::: Source material :::

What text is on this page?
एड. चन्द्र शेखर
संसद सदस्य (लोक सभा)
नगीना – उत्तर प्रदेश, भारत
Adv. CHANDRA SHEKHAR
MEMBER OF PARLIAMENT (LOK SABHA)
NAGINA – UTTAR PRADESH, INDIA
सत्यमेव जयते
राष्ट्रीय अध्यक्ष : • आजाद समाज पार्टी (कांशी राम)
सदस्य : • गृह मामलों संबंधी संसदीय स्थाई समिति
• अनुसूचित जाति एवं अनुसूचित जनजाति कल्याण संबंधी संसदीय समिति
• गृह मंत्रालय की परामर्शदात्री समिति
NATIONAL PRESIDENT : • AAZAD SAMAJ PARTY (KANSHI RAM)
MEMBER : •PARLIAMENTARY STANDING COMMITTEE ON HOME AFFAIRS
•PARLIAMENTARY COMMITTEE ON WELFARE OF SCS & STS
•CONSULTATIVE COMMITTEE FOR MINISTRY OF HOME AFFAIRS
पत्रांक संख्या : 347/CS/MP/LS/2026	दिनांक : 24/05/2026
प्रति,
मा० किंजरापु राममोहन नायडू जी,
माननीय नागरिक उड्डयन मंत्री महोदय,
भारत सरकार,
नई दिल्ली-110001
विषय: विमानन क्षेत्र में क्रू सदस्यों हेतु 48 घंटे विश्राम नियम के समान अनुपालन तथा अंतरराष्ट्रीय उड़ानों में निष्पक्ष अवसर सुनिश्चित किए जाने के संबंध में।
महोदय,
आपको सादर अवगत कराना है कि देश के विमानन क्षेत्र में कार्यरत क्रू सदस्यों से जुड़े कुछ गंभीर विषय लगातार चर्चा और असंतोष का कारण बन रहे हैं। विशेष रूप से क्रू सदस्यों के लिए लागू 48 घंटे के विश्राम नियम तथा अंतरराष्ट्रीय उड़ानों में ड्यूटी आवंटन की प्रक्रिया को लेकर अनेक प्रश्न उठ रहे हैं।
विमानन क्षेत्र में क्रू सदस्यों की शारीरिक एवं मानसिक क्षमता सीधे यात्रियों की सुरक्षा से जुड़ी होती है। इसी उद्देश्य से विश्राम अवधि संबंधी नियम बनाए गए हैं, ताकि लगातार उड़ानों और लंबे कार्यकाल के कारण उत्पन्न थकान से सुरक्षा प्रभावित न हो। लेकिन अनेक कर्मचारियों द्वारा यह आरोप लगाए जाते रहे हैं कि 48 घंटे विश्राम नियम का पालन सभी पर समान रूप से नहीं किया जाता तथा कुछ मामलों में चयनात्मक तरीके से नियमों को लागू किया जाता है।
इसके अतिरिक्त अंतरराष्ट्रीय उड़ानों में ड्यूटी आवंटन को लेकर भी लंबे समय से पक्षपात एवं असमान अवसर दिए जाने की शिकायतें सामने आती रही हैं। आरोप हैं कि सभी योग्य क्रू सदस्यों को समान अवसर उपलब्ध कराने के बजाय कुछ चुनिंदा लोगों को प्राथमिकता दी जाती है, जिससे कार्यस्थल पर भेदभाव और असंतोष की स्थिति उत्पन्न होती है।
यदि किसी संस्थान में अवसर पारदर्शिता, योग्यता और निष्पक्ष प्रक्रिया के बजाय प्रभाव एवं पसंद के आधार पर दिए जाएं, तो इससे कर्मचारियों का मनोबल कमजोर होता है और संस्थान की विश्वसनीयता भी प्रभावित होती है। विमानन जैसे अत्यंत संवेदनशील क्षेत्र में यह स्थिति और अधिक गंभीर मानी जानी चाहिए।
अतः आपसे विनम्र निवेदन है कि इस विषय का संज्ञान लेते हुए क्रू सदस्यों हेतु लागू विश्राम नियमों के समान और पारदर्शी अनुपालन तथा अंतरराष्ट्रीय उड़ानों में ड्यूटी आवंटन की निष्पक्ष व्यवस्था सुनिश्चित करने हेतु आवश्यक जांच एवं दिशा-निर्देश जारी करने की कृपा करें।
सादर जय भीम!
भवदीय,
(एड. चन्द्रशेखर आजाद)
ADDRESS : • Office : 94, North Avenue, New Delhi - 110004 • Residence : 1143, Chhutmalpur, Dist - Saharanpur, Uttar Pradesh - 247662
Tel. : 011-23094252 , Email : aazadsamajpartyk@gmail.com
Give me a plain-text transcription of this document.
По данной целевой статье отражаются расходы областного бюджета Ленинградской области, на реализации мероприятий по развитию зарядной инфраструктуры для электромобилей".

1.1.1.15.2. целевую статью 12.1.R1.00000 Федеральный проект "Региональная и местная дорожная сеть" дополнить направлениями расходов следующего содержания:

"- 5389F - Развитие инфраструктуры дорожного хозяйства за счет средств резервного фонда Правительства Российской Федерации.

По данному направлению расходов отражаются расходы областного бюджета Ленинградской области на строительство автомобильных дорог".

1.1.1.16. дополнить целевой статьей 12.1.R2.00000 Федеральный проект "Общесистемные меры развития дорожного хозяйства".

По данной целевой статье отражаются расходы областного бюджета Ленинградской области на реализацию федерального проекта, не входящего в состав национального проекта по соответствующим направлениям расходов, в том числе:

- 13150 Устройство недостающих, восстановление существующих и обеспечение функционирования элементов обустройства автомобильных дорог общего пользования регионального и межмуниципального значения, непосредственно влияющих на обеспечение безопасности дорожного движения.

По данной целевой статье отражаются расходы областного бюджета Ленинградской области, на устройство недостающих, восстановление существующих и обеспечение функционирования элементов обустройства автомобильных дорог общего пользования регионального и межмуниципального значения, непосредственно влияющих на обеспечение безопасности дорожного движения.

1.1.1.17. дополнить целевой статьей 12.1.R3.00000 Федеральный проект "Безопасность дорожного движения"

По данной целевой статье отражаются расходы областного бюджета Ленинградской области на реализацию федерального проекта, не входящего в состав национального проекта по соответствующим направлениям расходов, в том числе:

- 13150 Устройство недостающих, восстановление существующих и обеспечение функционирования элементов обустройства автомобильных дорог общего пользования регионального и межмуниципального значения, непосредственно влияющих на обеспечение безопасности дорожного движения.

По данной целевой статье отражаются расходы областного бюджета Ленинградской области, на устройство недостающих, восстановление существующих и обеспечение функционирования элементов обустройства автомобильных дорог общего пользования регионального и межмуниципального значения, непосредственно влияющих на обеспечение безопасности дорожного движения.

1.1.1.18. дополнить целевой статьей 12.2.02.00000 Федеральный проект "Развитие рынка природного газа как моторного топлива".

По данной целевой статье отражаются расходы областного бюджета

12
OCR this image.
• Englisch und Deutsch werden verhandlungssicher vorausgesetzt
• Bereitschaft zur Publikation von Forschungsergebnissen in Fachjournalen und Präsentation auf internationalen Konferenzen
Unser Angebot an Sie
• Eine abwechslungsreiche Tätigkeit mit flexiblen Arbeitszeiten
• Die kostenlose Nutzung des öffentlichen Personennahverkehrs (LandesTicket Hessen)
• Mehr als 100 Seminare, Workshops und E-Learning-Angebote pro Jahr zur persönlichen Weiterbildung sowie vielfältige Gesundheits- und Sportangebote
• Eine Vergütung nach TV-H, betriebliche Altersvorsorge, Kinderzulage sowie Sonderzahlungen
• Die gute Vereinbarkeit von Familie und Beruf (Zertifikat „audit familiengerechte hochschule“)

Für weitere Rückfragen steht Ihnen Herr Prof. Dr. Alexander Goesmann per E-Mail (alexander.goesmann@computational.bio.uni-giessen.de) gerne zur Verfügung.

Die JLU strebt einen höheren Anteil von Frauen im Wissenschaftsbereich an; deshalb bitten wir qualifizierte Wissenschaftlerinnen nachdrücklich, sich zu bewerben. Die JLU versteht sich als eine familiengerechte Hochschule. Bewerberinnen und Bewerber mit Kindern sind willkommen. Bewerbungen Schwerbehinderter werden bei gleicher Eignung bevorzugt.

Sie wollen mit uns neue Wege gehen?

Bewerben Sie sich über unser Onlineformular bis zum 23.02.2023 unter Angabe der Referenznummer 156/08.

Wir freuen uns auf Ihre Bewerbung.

:::

> What the task requires
Calculate how many lines of the material include the string "статьей", and state that number by itself.

> Worked answer
3